**Task description:**
Every entry that follows needs to be repeated exactly.

(Saved data entries)
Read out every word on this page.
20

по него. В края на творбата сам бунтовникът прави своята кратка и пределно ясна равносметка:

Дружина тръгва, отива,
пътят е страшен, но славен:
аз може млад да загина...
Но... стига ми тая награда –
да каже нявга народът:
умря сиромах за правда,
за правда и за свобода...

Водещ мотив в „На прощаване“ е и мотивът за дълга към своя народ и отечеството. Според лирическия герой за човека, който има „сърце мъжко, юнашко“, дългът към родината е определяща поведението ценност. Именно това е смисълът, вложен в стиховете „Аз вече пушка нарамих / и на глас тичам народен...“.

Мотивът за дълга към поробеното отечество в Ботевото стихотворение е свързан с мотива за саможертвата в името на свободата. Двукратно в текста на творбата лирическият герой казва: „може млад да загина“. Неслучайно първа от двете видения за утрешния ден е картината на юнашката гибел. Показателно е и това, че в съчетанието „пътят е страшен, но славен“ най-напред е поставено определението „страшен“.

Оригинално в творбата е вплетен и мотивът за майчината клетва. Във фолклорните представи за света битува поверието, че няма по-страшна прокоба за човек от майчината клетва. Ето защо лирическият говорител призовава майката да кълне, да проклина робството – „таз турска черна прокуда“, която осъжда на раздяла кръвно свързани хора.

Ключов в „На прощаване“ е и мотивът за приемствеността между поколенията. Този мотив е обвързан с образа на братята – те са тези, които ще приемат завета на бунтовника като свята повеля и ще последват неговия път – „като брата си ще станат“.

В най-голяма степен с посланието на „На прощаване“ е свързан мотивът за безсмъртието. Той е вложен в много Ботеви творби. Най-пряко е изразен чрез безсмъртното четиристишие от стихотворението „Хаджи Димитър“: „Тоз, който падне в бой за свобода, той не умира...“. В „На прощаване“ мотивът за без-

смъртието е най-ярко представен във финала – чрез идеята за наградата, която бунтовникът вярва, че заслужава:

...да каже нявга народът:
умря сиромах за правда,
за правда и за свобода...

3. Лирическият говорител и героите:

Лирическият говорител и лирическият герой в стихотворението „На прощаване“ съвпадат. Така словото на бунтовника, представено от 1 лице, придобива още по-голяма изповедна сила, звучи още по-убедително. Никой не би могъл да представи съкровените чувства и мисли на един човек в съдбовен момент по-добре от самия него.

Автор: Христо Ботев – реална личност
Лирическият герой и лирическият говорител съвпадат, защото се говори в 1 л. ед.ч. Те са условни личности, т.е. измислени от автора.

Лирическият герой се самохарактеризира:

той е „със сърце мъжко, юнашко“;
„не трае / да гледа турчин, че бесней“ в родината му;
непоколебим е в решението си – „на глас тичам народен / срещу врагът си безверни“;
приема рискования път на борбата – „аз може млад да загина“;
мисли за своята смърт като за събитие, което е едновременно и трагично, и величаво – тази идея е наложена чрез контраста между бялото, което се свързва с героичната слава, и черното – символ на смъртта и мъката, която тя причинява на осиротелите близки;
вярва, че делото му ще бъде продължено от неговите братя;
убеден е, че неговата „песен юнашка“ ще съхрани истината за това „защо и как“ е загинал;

**Full response:**
Read out every word on this page.
20

по него. В края на творбата сам бунтовникът прави своята кратка и пределно ясна равносметка:

Дружина тръгва, отива,
пътят е страшен, но славен:
аз може млад да загина...
Но... стига ми тая награда –
да каже нявга народът:
умря сиромах за правда,
за правда и за свобода...

Водещ мотив в „На прощаване“ е и мотивът за дълга към своя народ и отечеството. Според лирическия герой за човека, който има „сърце мъжко, юнашко“, дългът към родината е определяща поведението ценност. Именно това е смисълът, вложен в стиховете „Аз вече пушка нарамих / и на глас тичам народен...“.

Мотивът за дълга към поробеното отечество в Ботевото стихотворение е свързан с мотива за саможертвата в името на свободата. Двукратно в текста на творбата лирическият герой казва: „може млад да загина“. Неслучайно първа от двете видения за утрешния ден е картината на юнашката гибел. Показателно е и това, че в съчетанието „пътят е страшен, но славен“ най-напред е поставено определението „страшен“.

Оригинално в творбата е вплетен и мотивът за майчината клетва. Във фолклорните представи за света битува поверието, че няма по-страшна прокоба за човек от майчината клетва. Ето защо лирическият говорител призовава майката да кълне, да проклина робството – „таз турска черна прокуда“, която осъжда на раздяла кръвно свързани хора.

Ключов в „На прощаване“ е и мотивът за приемствеността между поколенията. Този мотив е обвързан с образа на братята – те са тези, които ще приемат завета на бунтовника като свята повеля и ще последват неговия път – „като брата си ще станат“.

В най-голяма степен с посланието на „На прощаване“ е свързан мотивът за безсмъртието. Той е вложен в много Ботеви творби. Най-пряко е изразен чрез безсмъртното четиристишие от стихотворението „Хаджи Димитър“: „Тоз, който падне в бой за свобода, той не умира...“. В „На прощаване“ мотивът за без-

смъртието е най-ярко представен във финала – чрез идеята за наградата, която бунтовникът вярва, че заслужава:

...да каже нявга народът:
умря сиромах за правда,
за правда и за свобода...

3. Лирическият говорител и героите:

Лирическият говорител и лирическият герой в стихотворението „На прощаване“ съвпадат. Така словото на бунтовника, представено от 1 лице, придобива още по-голяма изповедна сила, звучи още по-убедително. Никой не би могъл да представи съкровените чувства и мисли на един човек в съдбовен момент по-добре от самия него.

Автор: Христо Ботев – реална личност
Лирическият герой и лирическият говорител съвпадат, защото се говори в 1 л. ед.ч. Те са условни личности, т.е. измислени от автора.

Лирическият герой се самохарактеризира:

той е „със сърце мъжко, юнашко“;
„не трае / да гледа турчин, че бесней“ в родината му;
непоколебим е в решението си – „на глас тичам народен / срещу врагът си безверни“;
приема рискования път на борбата – „аз може млад да загина“;
мисли за своята смърт като за събитие, което е едновременно и трагично, и величаво – тази идея е наложена чрез контраста между бялото, което се свързва с героичната слава, и черното – символ на смъртта и мъката, която тя причинява на осиротелите близки;
вярва, че делото му ще бъде продължено от неговите братя;
убеден е, че неговата „песен юнашка“ ще съхрани истината за това „защо и как“ е загинал;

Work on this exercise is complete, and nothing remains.